## begin Document segment
You love the sound of “Blurred Lines” but hate the words. You’re troubled by The Help. Where do feminism and diversity fit into this crazy world of pop culture? Roxane Gay’s Bad Feminist doesn’t offer up definitive answers, it provokes us into conversation. Alexander Chee, author of Edinburgh and the great blog Koreanish, joins her on stage to ask the question: what would real diversity look like in our popular culture?
Roxane Gay’s writing has appeared or is forthcoming in Best American Mystery Stories 2014, Best American Short Stories 2012, Best Sex Writing 2012, A Public Space, McSweeney’s, Tin House, Oxford American, American Short Fiction, West Branch, Virginia Quarterly Review, NOON, The New York Times Book Review, Bookforum, Time, The Los Angeles Times, The Nation, The Rumpus, Salon, and many others. She is the co-editor of PANK. She is also the author of the books Ayiti, An Untamed State, Bad Feminist, and Hunger,forthcoming from Harper in 2016.
## end Document segment
## begin Data shown
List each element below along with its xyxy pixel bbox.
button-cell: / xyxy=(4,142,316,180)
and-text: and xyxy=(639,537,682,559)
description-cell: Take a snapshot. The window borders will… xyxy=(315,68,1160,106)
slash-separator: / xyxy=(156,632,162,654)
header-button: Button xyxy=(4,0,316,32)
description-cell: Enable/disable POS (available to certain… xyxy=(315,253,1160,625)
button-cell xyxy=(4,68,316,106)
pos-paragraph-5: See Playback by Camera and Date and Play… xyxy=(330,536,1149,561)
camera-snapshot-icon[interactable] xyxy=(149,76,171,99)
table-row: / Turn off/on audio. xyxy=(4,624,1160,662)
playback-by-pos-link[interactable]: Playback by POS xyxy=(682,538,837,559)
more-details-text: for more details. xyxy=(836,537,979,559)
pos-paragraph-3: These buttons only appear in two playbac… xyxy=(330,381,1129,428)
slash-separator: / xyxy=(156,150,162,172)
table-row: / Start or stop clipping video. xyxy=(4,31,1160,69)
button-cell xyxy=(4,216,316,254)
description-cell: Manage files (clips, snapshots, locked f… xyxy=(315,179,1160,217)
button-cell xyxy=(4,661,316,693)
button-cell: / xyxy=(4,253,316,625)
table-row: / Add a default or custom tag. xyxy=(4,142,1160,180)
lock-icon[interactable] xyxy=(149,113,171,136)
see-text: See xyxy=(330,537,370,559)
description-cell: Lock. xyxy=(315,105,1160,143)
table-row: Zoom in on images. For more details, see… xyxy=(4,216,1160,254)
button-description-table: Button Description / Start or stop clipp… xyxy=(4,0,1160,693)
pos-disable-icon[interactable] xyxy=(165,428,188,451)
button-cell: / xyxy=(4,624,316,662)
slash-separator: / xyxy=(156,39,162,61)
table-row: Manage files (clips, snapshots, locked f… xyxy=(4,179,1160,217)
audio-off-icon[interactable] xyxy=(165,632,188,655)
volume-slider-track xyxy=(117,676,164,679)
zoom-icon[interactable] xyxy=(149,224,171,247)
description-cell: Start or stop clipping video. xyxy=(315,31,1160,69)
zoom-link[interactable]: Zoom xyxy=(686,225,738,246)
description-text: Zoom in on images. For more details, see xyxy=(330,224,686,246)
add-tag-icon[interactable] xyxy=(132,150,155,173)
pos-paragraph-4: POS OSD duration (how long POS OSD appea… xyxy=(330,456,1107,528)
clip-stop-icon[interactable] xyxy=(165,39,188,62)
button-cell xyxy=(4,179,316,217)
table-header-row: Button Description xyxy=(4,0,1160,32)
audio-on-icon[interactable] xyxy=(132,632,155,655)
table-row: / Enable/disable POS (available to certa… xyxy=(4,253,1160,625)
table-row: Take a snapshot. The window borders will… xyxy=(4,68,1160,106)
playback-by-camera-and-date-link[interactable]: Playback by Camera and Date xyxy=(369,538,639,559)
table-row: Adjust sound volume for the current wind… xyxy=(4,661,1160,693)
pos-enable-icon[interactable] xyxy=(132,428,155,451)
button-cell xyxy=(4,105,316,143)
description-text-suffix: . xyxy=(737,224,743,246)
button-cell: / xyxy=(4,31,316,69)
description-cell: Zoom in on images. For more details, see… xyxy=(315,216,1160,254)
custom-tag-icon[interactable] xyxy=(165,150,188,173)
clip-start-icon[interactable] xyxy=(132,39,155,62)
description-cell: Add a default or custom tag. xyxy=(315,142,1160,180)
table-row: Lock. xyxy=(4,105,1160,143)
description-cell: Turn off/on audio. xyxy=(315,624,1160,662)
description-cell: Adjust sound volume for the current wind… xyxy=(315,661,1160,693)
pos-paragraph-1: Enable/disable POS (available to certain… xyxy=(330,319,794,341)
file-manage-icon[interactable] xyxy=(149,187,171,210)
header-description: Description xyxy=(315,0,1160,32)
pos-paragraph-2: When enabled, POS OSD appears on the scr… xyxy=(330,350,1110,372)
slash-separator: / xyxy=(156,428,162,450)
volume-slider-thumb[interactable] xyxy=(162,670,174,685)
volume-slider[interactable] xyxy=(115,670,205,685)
## end Data shown
Directions for this task: Extend the event description for the Roxane Gay and Alexander Chee conversation on pop culture, picking up after its final sentence.

Solved exercise:
Alexander Chee was born in Rhode Island, and raised in South Korea, Guam and Maine. He is a recipient of the 2003 Whiting Writers’ Award, a 2004 NEA Fellowship in Fiction. His first novel, Edinburgh (Picador, 2002), is a winner of the Michener Copernicus Prize, the AAWW Lit Award and the Lambda Editor’s Choice Prize, and was a Publisher’s Weekly Best Book of the Year and a Booksense 76 selection. In 2003, Out Magazine honored him as one of their 100 Most Influential People of the Year. He has taught fiction and nonfiction writing at the New School University, Wesleyan, Amherst College, and in spring 2011 will teach in the Fiction program at the Iowa Writers’ Workshop. He lives in New York City and blogs at Koreanish.
Co-sponsored by A Public Space.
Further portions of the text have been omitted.